Set problem: Your task is to copy the listing exactly, with the pictures left out.

Data for this task:
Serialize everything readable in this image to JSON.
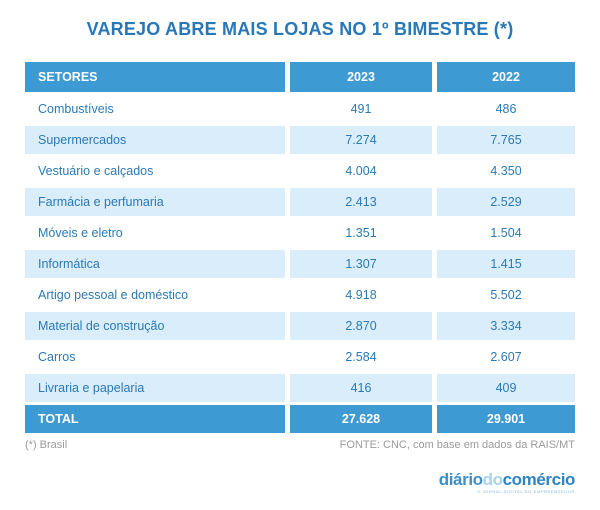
{
  "title": "VAREJO ABRE MAIS LOJAS NO 1º BIMESTRE (*)",
  "table": {
    "headers": [
      "SETORES",
      "2023",
      "2022"
    ],
    "rows": [
      {
        "sector": "Combustíveis",
        "v2023": "491",
        "v2022": "486"
      },
      {
        "sector": "Supermercados",
        "v2023": "7.274",
        "v2022": "7.765"
      },
      {
        "sector": "Vestuário e calçados",
        "v2023": "4.004",
        "v2022": "4.350"
      },
      {
        "sector": "Farmácia e perfumaria",
        "v2023": "2.413",
        "v2022": "2.529"
      },
      {
        "sector": "Móveis e eletro",
        "v2023": "1.351",
        "v2022": "1.504"
      },
      {
        "sector": "Informática",
        "v2023": "1.307",
        "v2022": "1.415"
      },
      {
        "sector": "Artigo pessoal e doméstico",
        "v2023": "4.918",
        "v2022": "5.502"
      },
      {
        "sector": "Material de construção",
        "v2023": "2.870",
        "v2022": "3.334"
      },
      {
        "sector": "Carros",
        "v2023": "2.584",
        "v2022": "2.607"
      },
      {
        "sector": "Livraria e papelaria",
        "v2023": "416",
        "v2022": "409"
      }
    ],
    "total": {
      "label": "TOTAL",
      "v2023": "27.628",
      "v2022": "29.901"
    }
  },
  "footer": {
    "note": "(*) Brasil",
    "source": "FONTE: CNC, com base em dados da RAIS/MT"
  },
  "logo": {
    "part1": "diário",
    "part2": "do",
    "part3": "comércio",
    "tagline": "O JORNAL DIGITAL DO EMPREENDEDOR"
  },
  "colors": {
    "accent_blue": "#3d9ad3",
    "row_light_blue": "#d9edfb",
    "text_blue": "#2b79b5",
    "title_blue": "#2878b7",
    "footer_gray": "#9b9b9b",
    "background": "#ffffff"
  },
  "chart_data": {
    "type": "table",
    "title": "VAREJO ABRE MAIS LOJAS NO 1º BIMESTRE (*)",
    "categories": [
      "Combustíveis",
      "Supermercados",
      "Vestuário e calçados",
      "Farmácia e perfumaria",
      "Móveis e eletro",
      "Informática",
      "Artigo pessoal e doméstico",
      "Material de construção",
      "Carros",
      "Livraria e papelaria"
    ],
    "series": [
      {
        "name": "2023",
        "values": [
          491,
          7274,
          4004,
          2413,
          1351,
          1307,
          4918,
          2870,
          2584,
          416
        ],
        "total": 27628
      },
      {
        "name": "2022",
        "values": [
          486,
          7765,
          4350,
          2529,
          1504,
          1415,
          5502,
          3334,
          2607,
          409
        ],
        "total": 29901
      }
    ],
    "footnote": "(*) Brasil",
    "source": "FONTE: CNC, com base em dados da RAIS/MT"
  }
}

The result:
Serialize everything readable in this image to JSON.
{
  "title": "VAREJO ABRE MAIS LOJAS NO 1º BIMESTRE (*)",
  "table": {
    "headers": [
      "SETORES",
      "2023",
      "2022"
    ],
    "rows": [
      {
        "sector": "Combustíveis",
        "v2023": "491",
        "v2022": "486"
      },
      {
        "sector": "Supermercados",
        "v2023": "7.274",
        "v2022": "7.765"
      },
      {
        "sector": "Vestuário e calçados",
        "v2023": "4.004",
        "v2022": "4.350"
      },
      {
        "sector": "Farmácia e perfumaria",
        "v2023": "2.413",
        "v2022": "2.529"
      },
      {
        "sector": "Móveis e eletro",
        "v2023": "1.351",
        "v2022": "1.504"
      },
      {
        "sector": "Informática",
        "v2023": "1.307",
        "v2022": "1.415"
      },
      {
        "sector": "Artigo pessoal e doméstico",
        "v2023": "4.918",
        "v2022": "5.502"
      },
      {
        "sector": "Material de construção",
        "v2023": "2.870",
        "v2022": "3.334"
      },
      {
        "sector": "Carros",
        "v2023": "2.584",
        "v2022": "2.607"
      },
      {
        "sector": "Livraria e papelaria",
        "v2023": "416",
        "v2022": "409"
      }
    ],
    "total": {
      "label": "TOTAL",
      "v2023": "27.628",
      "v2022": "29.901"
    }
  },
  "footer": {
    "note": "(*) Brasil",
    "source": "FONTE: CNC, com base em dados da RAIS/MT"
  },
  "logo": {
    "part1": "diário",
    "part2": "do",
    "part3": "comércio",
    "tagline": "O JORNAL DIGITAL DO EMPREENDEDOR"
  },
  "colors": {
    "accent_blue": "#3d9ad3",
    "row_light_blue": "#d9edfb",
    "text_blue": "#2b79b5",
    "title_blue": "#2878b7",
    "footer_gray": "#9b9b9b",
    "background": "#ffffff"
  },
  "chart_data": {
    "type": "table",
    "title": "VAREJO ABRE MAIS LOJAS NO 1º BIMESTRE (*)",
    "categories": [
      "Combustíveis",
      "Supermercados",
      "Vestuário e calçados",
      "Farmácia e perfumaria",
      "Móveis e eletro",
      "Informática",
      "Artigo pessoal e doméstico",
      "Material de construção",
      "Carros",
      "Livraria e papelaria"
    ],
    "series": [
      {
        "name": "2023",
        "values": [
          491,
          7274,
          4004,
          2413,
          1351,
          1307,
          4918,
          2870,
          2584,
          416
        ],
        "total": 27628
      },
      {
        "name": "2022",
        "values": [
          486,
          7765,
          4350,
          2529,
          1504,
          1415,
          5502,
          3334,
          2607,
          409
        ],
        "total": 29901
      }
    ],
    "footnote": "(*) Brasil",
    "source": "FONTE: CNC, com base em dados da RAIS/MT"
  }
}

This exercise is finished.